- [What is needed]:
Find the word "from" in the records below. List each line containing it.

- [Dataset records]:
--
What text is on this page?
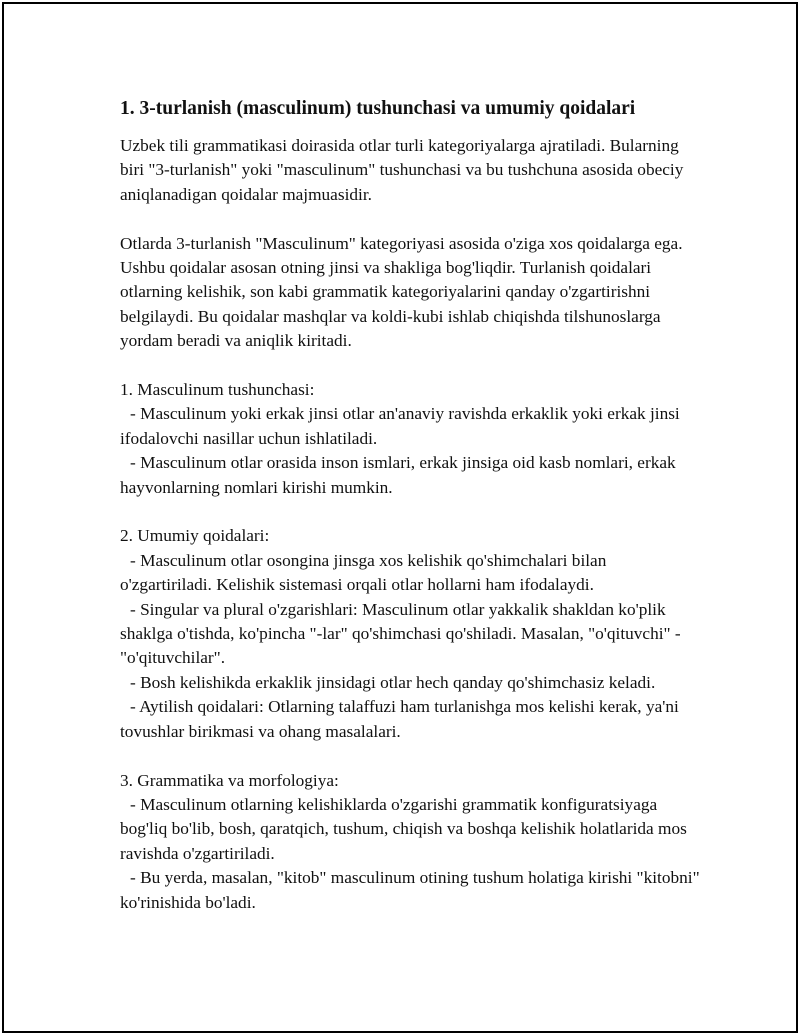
1. 3-turlanish (masculinum) tushunchasi va umumiy qoidalari

Uzbek tili grammatikasi doirasida otlar turli kategoriyalarga ajratiladi. Bularning biri "3-turlanish" yoki "masculinum" tushunchasi va bu tushchuna asosida obeciy aniqlanadigan qoidalar majmuasidir.

Otlarda 3-turlanish "Masculinum" kategoriyasi asosida o'ziga xos qoidalarga ega. Ushbu qoidalar asosan otning jinsi va shakliga bog'liqdir. Turlanish qoidalari otlarning kelishik, son kabi grammatik kategoriyalarini qanday o'zgartirishni belgilaydi. Bu qoidalar mashqlar va koldi-kubi ishlab chiqishda tilshunoslarga yordam beradi va aniqlik kiritadi.

1. Masculinum tushunchasi:

- Masculinum yoki erkak jinsi otlar an'anaviy ravishda erkaklik yoki erkak jinsi ifodalovchi nasillar uchun ishlatiladi.

- Masculinum otlar orasida inson ismlari, erkak jinsiga oid kasb nomlari, erkak hayvonlarning nomlari kirishi mumkin.

2. Umumiy qoidalari:

- Masculinum otlar osongina jinsga xos kelishik qo'shimchalari bilan o'zgartiriladi. Kelishik sistemasi orqali otlar hollarni ham ifodalaydi.

- Singular va plural o'zgarishlari: Masculinum otlar yakkalik shakldan ko'plik shaklga o'tishda, ko'pincha "-lar" qo'shimchasi qo'shiladi. Masalan, "o'qituvchi" - "o'qituvchilar".

- Bosh kelishikda erkaklik jinsidagi otlar hech qanday qo'shimchasiz keladi.

- Aytilish qoidalari: Otlarning talaffuzi ham turlanishga mos kelishi kerak, ya'ni tovushlar birikmasi va ohang masalalari.

3. Grammatika va morfologiya:

- Masculinum otlarning kelishiklarda o'zgarishi grammatik konfiguratsiyaga bog'liq bo'lib, bosh, qaratqich, tushum, chiqish va boshqa kelishik holatlarida mos ravishda o'zgartiriladi.

- Bu yerda, masalan, "kitob" masculinum otining tushum holatiga kirishi "kitobni" ko'rinishida bo'ladi.
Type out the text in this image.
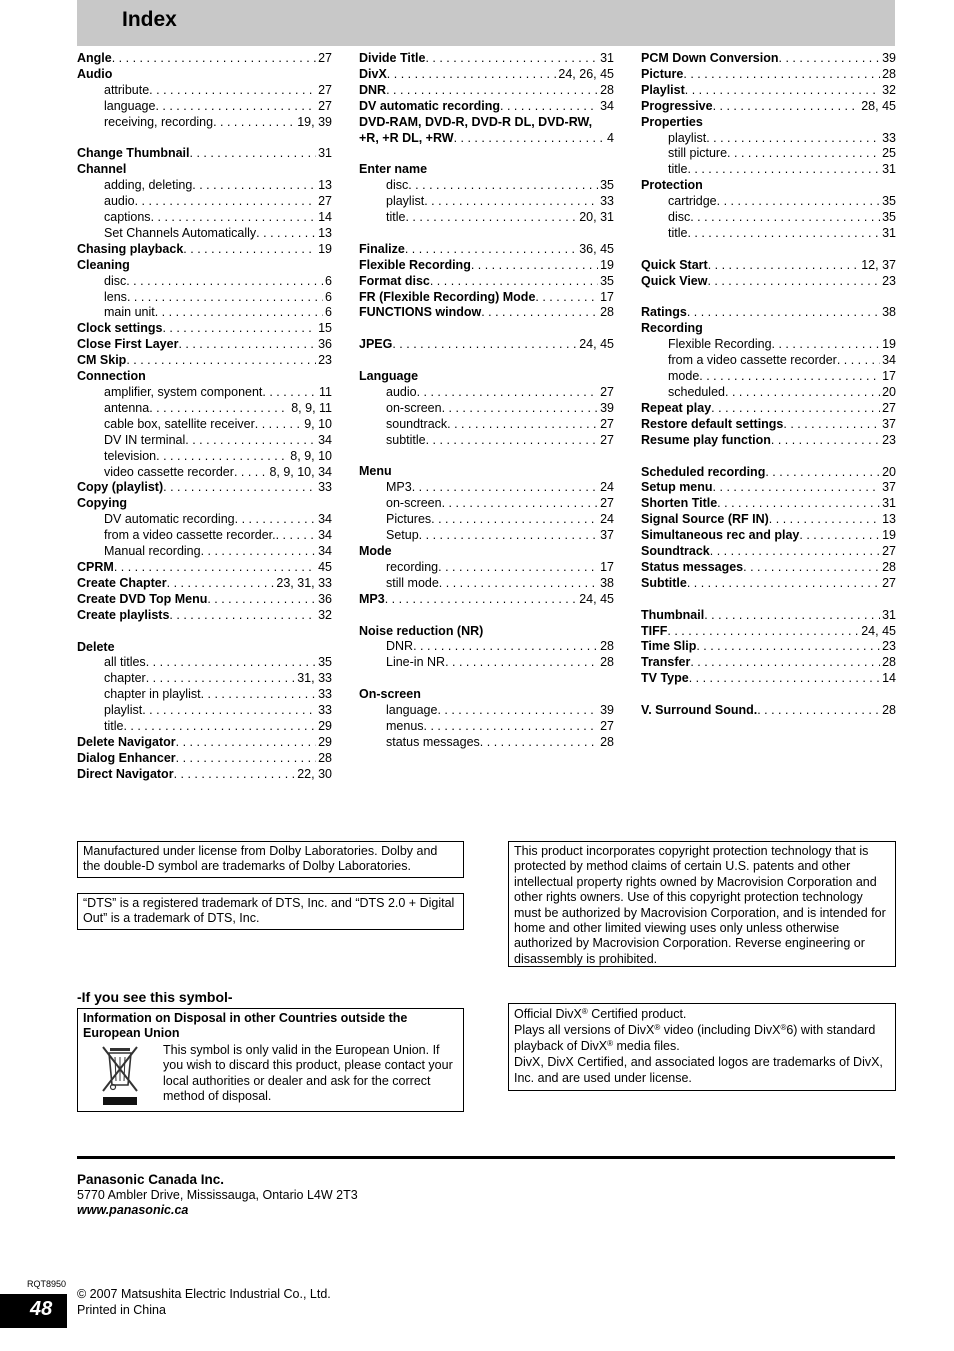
Index
Angle . . .	27
Audio
attribute . . .	27
language . . .	27
receiving, recording . . .	19, 39
Change Thumbnail . . .	31
Channel
adding, deleting . . .	13
audio . . .	27
captions . . .	14
Set Channels Automatically . . .	13
Chasing playback . . .	19
Cleaning
disc . . .	6
lens . . .	6
main unit . . .	6
Clock settings . . .	15
Close First Layer . . .	36
CM Skip . . .	23
Connection
amplifier, system component . . .	11
antenna . . .	8, 9, 11
cable box, satellite receiver . . .	9, 10
DV IN terminal . . .	34
television . . .	8, 9, 10
video cassette recorder . . .	8, 9, 10, 34
Copy (playlist) . . .	33
Copying
DV automatic recording . . .	34
from a video cassette recorder. . . .	34
Manual recording . . .	34
CPRM . . .	45
Create Chapter . . .	23, 31, 33
Create DVD Top Menu . . .	36
Create playlists . . .	32
Delete
all titles . . .	35
chapter . . .	31, 33
chapter in playlist . . .	33
playlist . . .	33
title . . .	29
Delete Navigator . . .	29
Dialog Enhancer . . .	28
Direct Navigator . . .	22, 30
Divide Title . . .	31
DivX . . .	24, 26, 45
DNR . . .	28
DV automatic recording . . .	34
DVD-RAM, DVD-R, DVD-R DL, DVD-RW,
+R, +R DL, +RW . . .	4
Enter name
disc . . .	35
playlist . . .	33
title . . .	20, 31
Finalize . . .	36, 45
Flexible Recording . . .	19
Format disc . . .	35
FR (Flexible Recording) Mode . . .	17
FUNCTIONS window . . .	28
JPEG . . .	24, 45
Language
audio . . .	27
on-screen . . .	39
soundtrack . . .	27
subtitle . . .	27
Menu
MP3 . . .	24
on-screen . . .	27
Pictures . . .	24
Setup . . .	37
Mode
recording . . .	17
still mode . . .	38
MP3 . . .	24, 45
Noise reduction (NR)
DNR . . .	28
Line-in NR . . .	28
On-screen
language . . .	39
menus . . .	27
status messages . . .	28
PCM Down Conversion . . .	39
Picture . . .	28
Playlist . . .	32
Progressive . . .	28, 45
Properties
playlist . . .	33
still picture . . .	25
title . . .	31
Protection
cartridge . . .	35
disc . . .	35
title . . .	31
Quick Start . . .	12, 37
Quick View . . .	23
Ratings . . .	38
Recording
Flexible Recording . . .	19
from a video cassette recorder . . .	34
mode . . .	17
scheduled . . .	20
Repeat play . . .	27
Restore default settings . . .	37
Resume play function . . .	23
Scheduled recording . . .	20
Setup menu . . .	37
Shorten Title . . .	31
Signal Source (RF IN) . . .	13
Simultaneous rec and play . . .	19
Soundtrack . . .	27
Status messages . . .	28
Subtitle . . .	27
Thumbnail . . .	31
TIFF . . .	24, 45
Time Slip . . .	23
Transfer . . .	28
TV Type . . .	14
V. Surround Sound. . . .	28
Manufactured under license from Dolby Laboratories. Dolby and the double-D symbol are trademarks of Dolby Laboratories.
“DTS” is a registered trademark of DTS, Inc. and “DTS 2.0 + Digital Out” is a trademark of DTS, Inc.
This product incorporates copyright protection technology that is protected by method claims of certain U.S. patents and other intellectual property rights owned by Macrovision Corporation and other rights owners. Use of this copyright protection technology must be authorized by Macrovision Corporation, and is intended for home and other limited viewing uses only unless otherwise authorized by Macrovision Corporation. Reverse engineering or disassembly is prohibited.
-If you see this symbol-
Information on Disposal in other Countries outside the European Union
This symbol is only valid in the European Union. If you wish to discard this product, please contact your local authorities or dealer and ask for the correct method of disposal.
Official DivX® Certified product.
Plays all versions of DivX® video (including DivX®6) with standard playback of DivX® media files.
DivX, DivX Certified, and associated logos are trademarks of DivX, Inc. and are used under license.
Panasonic Canada Inc.
5770 Ambler Drive, Mississauga, Ontario L4W 2T3
www.panasonic.ca
RQT8950
48
© 2007 Matsushita Electric Industrial Co., Ltd.
Printed in China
--
- [Right answer]:
from a video cassette recorder. . . .	34
from a video cassette recorder . . .	34
Manufactured under license from Dolby Laboratories. Dolby and the double-D symbol are trademarks of Dolby Laboratories.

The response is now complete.